From the listing below, pull out all lines with "https" in them.
— START OF Extracted records —
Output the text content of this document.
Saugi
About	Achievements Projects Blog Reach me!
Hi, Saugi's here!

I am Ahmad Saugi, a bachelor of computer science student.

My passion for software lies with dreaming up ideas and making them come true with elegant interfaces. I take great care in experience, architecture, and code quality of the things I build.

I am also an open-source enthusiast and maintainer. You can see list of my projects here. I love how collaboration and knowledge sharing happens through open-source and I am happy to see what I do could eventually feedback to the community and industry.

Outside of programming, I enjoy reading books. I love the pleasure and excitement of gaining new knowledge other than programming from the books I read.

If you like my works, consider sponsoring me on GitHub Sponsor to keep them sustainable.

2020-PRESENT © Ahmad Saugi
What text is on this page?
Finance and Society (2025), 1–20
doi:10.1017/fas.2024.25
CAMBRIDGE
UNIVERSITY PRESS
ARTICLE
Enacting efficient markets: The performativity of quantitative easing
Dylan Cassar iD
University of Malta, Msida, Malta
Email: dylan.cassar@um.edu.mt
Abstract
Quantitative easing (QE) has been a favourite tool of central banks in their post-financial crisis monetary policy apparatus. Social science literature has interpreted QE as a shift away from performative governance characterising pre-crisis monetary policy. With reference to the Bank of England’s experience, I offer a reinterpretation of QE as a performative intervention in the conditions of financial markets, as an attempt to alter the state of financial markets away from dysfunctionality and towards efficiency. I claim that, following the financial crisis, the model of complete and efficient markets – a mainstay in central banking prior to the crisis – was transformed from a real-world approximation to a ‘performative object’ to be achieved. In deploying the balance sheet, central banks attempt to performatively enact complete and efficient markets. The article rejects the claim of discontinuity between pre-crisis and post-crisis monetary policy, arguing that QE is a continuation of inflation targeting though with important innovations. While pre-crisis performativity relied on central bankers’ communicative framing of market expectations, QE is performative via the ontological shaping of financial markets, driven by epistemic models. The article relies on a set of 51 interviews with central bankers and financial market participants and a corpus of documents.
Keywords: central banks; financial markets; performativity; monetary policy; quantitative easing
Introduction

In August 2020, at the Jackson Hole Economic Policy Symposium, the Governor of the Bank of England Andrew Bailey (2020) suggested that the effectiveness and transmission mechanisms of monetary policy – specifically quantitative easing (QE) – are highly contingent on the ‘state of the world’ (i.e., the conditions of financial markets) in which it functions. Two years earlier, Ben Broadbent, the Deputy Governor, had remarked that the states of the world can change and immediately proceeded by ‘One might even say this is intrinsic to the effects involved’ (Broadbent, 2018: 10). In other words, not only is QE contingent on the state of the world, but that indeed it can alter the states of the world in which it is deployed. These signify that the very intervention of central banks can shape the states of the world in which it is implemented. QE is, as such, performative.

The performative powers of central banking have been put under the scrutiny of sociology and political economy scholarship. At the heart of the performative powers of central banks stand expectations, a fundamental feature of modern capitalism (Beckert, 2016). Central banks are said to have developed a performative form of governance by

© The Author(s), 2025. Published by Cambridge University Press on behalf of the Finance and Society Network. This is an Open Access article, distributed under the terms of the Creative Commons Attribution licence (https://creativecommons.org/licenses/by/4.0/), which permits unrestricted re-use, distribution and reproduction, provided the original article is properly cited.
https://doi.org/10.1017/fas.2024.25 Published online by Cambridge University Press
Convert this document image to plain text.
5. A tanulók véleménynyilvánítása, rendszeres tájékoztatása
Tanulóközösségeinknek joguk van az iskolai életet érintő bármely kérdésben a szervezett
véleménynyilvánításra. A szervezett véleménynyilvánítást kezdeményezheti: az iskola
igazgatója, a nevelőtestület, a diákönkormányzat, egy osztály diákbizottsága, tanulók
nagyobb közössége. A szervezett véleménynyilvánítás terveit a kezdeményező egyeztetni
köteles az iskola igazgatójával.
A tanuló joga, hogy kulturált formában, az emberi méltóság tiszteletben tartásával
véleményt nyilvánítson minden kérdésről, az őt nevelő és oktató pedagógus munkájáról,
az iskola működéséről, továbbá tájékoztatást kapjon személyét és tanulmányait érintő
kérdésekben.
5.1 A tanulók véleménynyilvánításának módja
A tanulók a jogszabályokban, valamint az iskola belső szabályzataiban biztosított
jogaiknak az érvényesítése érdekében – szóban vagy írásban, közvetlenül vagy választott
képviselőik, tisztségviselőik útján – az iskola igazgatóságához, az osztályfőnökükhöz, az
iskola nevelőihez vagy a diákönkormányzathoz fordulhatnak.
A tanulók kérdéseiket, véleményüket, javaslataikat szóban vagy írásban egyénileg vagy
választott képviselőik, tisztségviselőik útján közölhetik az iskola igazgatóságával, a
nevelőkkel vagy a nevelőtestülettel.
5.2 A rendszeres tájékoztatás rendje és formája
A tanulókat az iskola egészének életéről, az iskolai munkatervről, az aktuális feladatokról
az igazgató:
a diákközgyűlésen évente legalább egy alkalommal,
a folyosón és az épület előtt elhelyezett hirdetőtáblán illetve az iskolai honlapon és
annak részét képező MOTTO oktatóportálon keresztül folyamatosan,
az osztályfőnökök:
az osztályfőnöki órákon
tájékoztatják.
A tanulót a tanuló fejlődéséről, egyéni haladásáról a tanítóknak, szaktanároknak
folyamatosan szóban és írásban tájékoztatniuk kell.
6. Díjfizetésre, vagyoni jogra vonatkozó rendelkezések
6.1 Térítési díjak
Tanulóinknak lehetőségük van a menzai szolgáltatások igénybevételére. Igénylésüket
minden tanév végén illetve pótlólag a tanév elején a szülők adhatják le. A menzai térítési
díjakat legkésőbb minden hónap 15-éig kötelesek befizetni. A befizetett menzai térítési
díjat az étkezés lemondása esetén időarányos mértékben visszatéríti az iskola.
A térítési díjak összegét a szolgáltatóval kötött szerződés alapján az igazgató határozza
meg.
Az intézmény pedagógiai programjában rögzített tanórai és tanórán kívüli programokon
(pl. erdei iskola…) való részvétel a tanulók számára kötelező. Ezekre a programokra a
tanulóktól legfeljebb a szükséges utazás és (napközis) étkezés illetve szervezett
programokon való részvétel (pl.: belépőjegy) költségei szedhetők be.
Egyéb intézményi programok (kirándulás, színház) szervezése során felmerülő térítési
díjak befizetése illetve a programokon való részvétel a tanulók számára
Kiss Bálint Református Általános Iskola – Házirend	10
— END OF Extracted records —
Reply to the exercise
© The Author(s), 2025. Published by Cambridge University Press on behalf of the Finance and Society Network. This is an Open Access article, distributed under the terms of the Creative Commons Attribution licence (https://creativecommons.org/licenses/by/4.0/), which permits unrestricted re-use, distribution and reproduction, provided the original article is properly cited.
https://doi.org/10.1017/fas.2024.25 Published online by Cambridge University Press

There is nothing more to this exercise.